_TEXTE FOURNI_:
Jacob
Boehme naquit, l'an de Jésus-Christ 1575, dans une petite ville de la
Haute-Lusace, nommée le vieux Seidenburg, éloignée d'une lieue
et demie de Görlitz, de parents de bonne souche allemande, son père
Jacob et sa mère Ursula étant de pauvres et humbles paysans.
Ses parents, découvrant en lui des
dispositions particulières, l'envoyèrent à l'école, où il apprit à
lire et à écrire, ensuite ils lui firent apprendre le métier de cordonnier.
Son apprentissage fini, il voyagea, se maria à Görlitz, et eut de ce
mariage quatre garçons, à l'un desquels il enseigna le métier de cordonnier.
Après
avoir gagné sa vie à la sueur de son front, comme un ouvrier laborieux
doit le faire, il fut de nouveau saisi [voir l'épisode de l'Étranger], au commencement du 17ème siècle, c'est-à-dire en 1600, à l'âge
de 25 ans, de la lumière divine, avec son esprit astral animique,
par l'aspect subit d'un vase d'étain, dans le fond le plus
profond, ou dans le centre de la nature secrète. Voulant bannir, dans
le doute où il était, cette idée de son cœur, il passa le pont de Görlitz,
qui était près de sa maison, pour se dissiper dans les champs couverts
de verdure, et néanmoins il ressentit de plus en plus l'aspect qui
venait de se présenter à lui, en sorte que par le moyen de ses
empreintes ou figures naturelles, des ligaments et des couleurs, il
avait pu, pour ainsi dire, pénétrer dans le cœur et dans la nature la
plus secrète de toutes les créatures.

_CONSIGNE_:
Répondez à ces questions d'après le texte sur Jacob Boehme :
1. En quelle année est-il né ?
2. Quel métier ses parents lui ont-ils fait apprendre ?
3. Quel âge avait-il en 1600 ?

_LIGNES AFFICHÉES_:

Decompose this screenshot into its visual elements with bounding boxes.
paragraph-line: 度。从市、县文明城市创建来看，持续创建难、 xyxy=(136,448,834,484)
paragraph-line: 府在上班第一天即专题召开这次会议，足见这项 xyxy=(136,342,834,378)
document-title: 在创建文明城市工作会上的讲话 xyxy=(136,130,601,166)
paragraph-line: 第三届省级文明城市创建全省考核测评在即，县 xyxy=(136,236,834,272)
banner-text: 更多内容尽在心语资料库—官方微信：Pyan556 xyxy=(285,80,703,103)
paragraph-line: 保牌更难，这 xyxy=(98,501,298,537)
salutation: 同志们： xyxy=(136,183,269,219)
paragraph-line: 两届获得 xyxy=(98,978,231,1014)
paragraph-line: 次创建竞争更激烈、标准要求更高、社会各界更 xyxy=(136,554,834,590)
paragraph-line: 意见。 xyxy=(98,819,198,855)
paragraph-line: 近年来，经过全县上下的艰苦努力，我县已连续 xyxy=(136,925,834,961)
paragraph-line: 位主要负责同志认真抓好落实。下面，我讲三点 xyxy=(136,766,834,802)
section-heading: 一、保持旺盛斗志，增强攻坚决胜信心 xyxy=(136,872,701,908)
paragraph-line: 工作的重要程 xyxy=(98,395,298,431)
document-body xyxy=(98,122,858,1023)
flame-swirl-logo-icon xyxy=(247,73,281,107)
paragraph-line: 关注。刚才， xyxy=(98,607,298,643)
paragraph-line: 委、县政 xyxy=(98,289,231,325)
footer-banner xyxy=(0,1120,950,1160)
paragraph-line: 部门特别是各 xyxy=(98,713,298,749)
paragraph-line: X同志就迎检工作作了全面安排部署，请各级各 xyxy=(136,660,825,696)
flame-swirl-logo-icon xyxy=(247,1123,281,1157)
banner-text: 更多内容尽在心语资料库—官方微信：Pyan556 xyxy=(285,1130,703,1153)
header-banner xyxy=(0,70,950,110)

_RÉPONSE ATTENDUE_:
1. En 1575.
2. Le métier de cordonnier.
3. 25 ans.